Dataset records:
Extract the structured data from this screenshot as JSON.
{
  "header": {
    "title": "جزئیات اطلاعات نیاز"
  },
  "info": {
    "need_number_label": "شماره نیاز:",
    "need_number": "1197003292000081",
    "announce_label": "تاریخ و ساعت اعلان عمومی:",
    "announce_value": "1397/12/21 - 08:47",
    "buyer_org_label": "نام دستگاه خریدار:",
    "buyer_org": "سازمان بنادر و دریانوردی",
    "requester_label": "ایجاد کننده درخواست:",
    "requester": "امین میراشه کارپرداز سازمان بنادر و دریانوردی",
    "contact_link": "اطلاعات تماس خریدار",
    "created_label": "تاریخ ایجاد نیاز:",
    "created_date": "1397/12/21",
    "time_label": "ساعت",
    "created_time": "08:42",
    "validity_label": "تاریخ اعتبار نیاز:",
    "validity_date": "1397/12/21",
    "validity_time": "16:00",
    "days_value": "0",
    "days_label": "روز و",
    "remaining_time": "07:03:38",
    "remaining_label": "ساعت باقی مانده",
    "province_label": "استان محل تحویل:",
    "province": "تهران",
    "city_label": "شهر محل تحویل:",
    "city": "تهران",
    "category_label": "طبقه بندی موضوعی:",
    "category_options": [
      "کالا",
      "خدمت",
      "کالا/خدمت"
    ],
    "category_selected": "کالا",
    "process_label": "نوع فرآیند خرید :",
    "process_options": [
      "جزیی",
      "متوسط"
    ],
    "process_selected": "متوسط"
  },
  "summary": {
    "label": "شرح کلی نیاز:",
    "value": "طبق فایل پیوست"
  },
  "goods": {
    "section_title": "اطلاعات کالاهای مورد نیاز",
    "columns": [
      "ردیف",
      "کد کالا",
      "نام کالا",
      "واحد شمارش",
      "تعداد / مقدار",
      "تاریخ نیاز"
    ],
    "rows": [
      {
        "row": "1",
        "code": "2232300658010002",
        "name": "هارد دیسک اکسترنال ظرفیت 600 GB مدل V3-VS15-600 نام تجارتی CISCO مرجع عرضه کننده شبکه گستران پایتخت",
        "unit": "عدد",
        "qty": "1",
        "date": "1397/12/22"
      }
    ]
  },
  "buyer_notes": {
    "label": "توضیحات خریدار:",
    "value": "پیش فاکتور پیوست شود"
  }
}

WHAT TO WORK ON:
Reproduce the data, keeping every line exactly the same.

TASK ANSWER:
Extract the structured data from this screenshot as JSON.
{
  "header": {
    "title": "جزئیات اطلاعات نیاز"
  },
  "info": {
    "need_number_label": "شماره نیاز:",
    "need_number": "1197003292000081",
    "announce_label": "تاریخ و ساعت اعلان عمومی:",
    "announce_value": "1397/12/21 - 08:47",
    "buyer_org_label": "نام دستگاه خریدار:",
    "buyer_org": "سازمان بنادر و دریانوردی",
    "requester_label": "ایجاد کننده درخواست:",
    "requester": "امین میراشه کارپرداز سازمان بنادر و دریانوردی",
    "contact_link": "اطلاعات تماس خریدار",
    "created_label": "تاریخ ایجاد نیاز:",
    "created_date": "1397/12/21",
    "time_label": "ساعت",
    "created_time": "08:42",
    "validity_label": "تاریخ اعتبار نیاز:",
    "validity_date": "1397/12/21",
    "validity_time": "16:00",
    "days_value": "0",
    "days_label": "روز و",
    "remaining_time": "07:03:38",
    "remaining_label": "ساعت باقی مانده",
    "province_label": "استان محل تحویل:",
    "province": "تهران",
    "city_label": "شهر محل تحویل:",
    "city": "تهران",
    "category_label": "طبقه بندی موضوعی:",
    "category_options": [
      "کالا",
      "خدمت",
      "کالا/خدمت"
    ],
    "category_selected": "کالا",
    "process_label": "نوع فرآیند خرید :",
    "process_options": [
      "جزیی",
      "متوسط"
    ],
    "process_selected": "متوسط"
  },
  "summary": {
    "label": "شرح کلی نیاز:",
    "value": "طبق فایل پیوست"
  },
  "goods": {
    "section_title": "اطلاعات کالاهای مورد نیاز",
    "columns": [
      "ردیف",
      "کد کالا",
      "نام کالا",
      "واحد شمارش",
      "تعداد / مقدار",
      "تاریخ نیاز"
    ],
    "rows": [
      {
        "row": "1",
        "code": "2232300658010002",
        "name": "هارد دیسک اکسترنال ظرفیت 600 GB مدل V3-VS15-600 نام تجارتی CISCO مرجع عرضه کننده شبکه گستران پایتخت",
        "unit": "عدد",
        "qty": "1",
        "date": "1397/12/22"
      }
    ]
  },
  "buyer_notes": {
    "label": "توضیحات خریدار:",
    "value": "پیش فاکتور پیوست شود"
  }
}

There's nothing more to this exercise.